__Task details__: Write out each entry again. Keep every word exactly as it is.

__Entries provided__:
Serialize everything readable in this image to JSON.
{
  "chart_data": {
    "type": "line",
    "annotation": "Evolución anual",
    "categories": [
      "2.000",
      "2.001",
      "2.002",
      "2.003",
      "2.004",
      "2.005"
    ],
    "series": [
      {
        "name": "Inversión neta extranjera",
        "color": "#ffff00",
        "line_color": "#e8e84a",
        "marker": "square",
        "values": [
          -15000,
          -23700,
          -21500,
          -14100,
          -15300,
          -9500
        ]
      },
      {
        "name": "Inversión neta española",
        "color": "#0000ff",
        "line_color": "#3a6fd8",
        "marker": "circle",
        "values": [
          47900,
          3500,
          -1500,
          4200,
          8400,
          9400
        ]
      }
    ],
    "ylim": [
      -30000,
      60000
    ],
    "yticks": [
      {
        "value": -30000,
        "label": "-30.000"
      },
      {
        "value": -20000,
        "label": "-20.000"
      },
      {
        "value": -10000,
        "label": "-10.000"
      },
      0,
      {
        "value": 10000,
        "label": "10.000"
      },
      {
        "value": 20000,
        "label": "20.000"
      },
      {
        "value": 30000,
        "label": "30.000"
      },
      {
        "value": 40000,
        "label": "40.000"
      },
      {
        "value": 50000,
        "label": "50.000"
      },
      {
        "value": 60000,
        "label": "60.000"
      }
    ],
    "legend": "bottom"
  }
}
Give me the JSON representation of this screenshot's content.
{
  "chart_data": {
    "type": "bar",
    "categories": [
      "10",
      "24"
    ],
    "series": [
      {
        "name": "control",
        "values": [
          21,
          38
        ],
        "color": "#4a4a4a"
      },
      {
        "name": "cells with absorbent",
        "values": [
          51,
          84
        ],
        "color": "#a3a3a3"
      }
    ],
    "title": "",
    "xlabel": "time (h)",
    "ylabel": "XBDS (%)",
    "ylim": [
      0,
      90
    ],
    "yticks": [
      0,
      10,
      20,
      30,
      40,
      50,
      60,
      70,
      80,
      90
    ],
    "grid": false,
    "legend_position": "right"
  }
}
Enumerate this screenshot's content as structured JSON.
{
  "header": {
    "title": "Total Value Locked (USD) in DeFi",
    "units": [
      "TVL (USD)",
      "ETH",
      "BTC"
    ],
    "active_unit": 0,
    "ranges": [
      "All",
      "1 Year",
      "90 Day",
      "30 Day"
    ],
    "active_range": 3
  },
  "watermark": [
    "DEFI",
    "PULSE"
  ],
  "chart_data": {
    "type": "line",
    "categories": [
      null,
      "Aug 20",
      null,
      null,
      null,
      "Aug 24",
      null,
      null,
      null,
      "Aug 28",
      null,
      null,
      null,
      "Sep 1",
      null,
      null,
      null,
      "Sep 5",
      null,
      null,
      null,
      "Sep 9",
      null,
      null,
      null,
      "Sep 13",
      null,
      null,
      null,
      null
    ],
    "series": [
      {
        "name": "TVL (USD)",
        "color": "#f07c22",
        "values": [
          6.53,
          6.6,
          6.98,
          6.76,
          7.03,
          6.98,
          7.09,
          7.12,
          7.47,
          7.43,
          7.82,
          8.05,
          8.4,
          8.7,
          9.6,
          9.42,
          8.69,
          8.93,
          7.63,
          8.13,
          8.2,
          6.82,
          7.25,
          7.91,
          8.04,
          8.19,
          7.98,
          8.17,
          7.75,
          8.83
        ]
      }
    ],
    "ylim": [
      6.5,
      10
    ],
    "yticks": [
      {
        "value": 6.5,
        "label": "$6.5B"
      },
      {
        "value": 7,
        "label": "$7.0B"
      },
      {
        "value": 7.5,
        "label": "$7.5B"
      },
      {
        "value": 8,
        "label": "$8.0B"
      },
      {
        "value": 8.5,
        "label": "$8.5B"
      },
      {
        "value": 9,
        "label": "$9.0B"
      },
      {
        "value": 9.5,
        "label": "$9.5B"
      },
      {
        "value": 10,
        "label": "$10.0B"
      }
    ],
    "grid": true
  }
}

__The solution__:
Serialize everything readable in this image to JSON.
{
  "chart_data": {
    "type": "line",
    "annotation": "Evolución anual",
    "categories": [
      "2.000",
      "2.001",
      "2.002",
      "2.003",
      "2.004",
      "2.005"
    ],
    "series": [
      {
        "name": "Inversión neta extranjera",
        "color": "#ffff00",
        "line_color": "#e8e84a",
        "marker": "square",
        "values": [
          -15000,
          -23700,
          -21500,
          -14100,
          -15300,
          -9500
        ]
      },
      {
        "name": "Inversión neta española",
        "color": "#0000ff",
        "line_color": "#3a6fd8",
        "marker": "circle",
        "values": [
          47900,
          3500,
          -1500,
          4200,
          8400,
          9400
        ]
      }
    ],
    "ylim": [
      -30000,
      60000
    ],
    "yticks": [
      {
        "value": -30000,
        "label": "-30.000"
      },
      {
        "value": -20000,
        "label": "-20.000"
      },
      {
        "value": -10000,
        "label": "-10.000"
      },
      0,
      {
        "value": 10000,
        "label": "10.000"
      },
      {
        "value": 20000,
        "label": "20.000"
      },
      {
        "value": 30000,
        "label": "30.000"
      },
      {
        "value": 40000,
        "label": "40.000"
      },
      {
        "value": 50000,
        "label": "50.000"
      },
      {
        "value": 60000,
        "label": "60.000"
      }
    ],
    "legend": "bottom"
  }
}
Give me the JSON representation of this screenshot's content.
{
  "chart_data": {
    "type": "bar",
    "categories": [
      "10",
      "24"
    ],
    "series": [
      {
        "name": "control",
        "values": [
          21,
          38
        ],
        "color": "#4a4a4a"
      },
      {
        "name": "cells with absorbent",
        "values": [
          51,
          84
        ],
        "color": "#a3a3a3"
      }
    ],
    "title": "",
    "xlabel": "time (h)",
    "ylabel": "XBDS (%)",
    "ylim": [
      0,
      90
    ],
    "yticks": [
      0,
      10,
      20,
      30,
      40,
      50,
      60,
      70,
      80,
      90
    ],
    "grid": false,
    "legend_position": "right"
  }
}
Enumerate this screenshot's content as structured JSON.
{
  "header": {
    "title": "Total Value Locked (USD) in DeFi",
    "units": [
      "TVL (USD)",
      "ETH",
      "BTC"
    ],
    "active_unit": 0,
    "ranges": [
      "All",
      "1 Year",
      "90 Day",
      "30 Day"
    ],
    "active_range": 3
  },
  "watermark": [
    "DEFI",
    "PULSE"
  ],
  "chart_data": {
    "type": "line",
    "categories": [
      null,
      "Aug 20",
      null,
      null,
      null,
      "Aug 24",
      null,
      null,
      null,
      "Aug 28",
      null,
      null,
      null,
      "Sep 1",
      null,
      null,
      null,
      "Sep 5",
      null,
      null,
      null,
      "Sep 9",
      null,
      null,
      null,
      "Sep 13",
      null,
      null,
      null,
      null
    ],
    "series": [
      {
        "name": "TVL (USD)",
        "color": "#f07c22",
        "values": [
          6.53,
          6.6,
          6.98,
          6.76,
          7.03,
          6.98,
          7.09,
          7.12,
          7.47,
          7.43,
          7.82,
          8.05,
          8.4,
          8.7,
          9.6,
          9.42,
          8.69,
          8.93,
          7.63,
          8.13,
          8.2,
          6.82,
          7.25,
          7.91,
          8.04,
          8.19,
          7.98,
          8.17,
          7.75,
          8.83
        ]
      }
    ],
    "ylim": [
      6.5,
      10
    ],
    "yticks": [
      {
        "value": 6.5,
        "label": "$6.5B"
      },
      {
        "value": 7,
        "label": "$7.0B"
      },
      {
        "value": 7.5,
        "label": "$7.5B"
      },
      {
        "value": 8,
        "label": "$8.0B"
      },
      {
        "value": 8.5,
        "label": "$8.5B"
      },
      {
        "value": 9,
        "label": "$9.0B"
      },
      {
        "value": 9.5,
        "label": "$9.5B"
      },
      {
        "value": 10,
        "label": "$10.0B"
      }
    ],
    "grid": true
  }
}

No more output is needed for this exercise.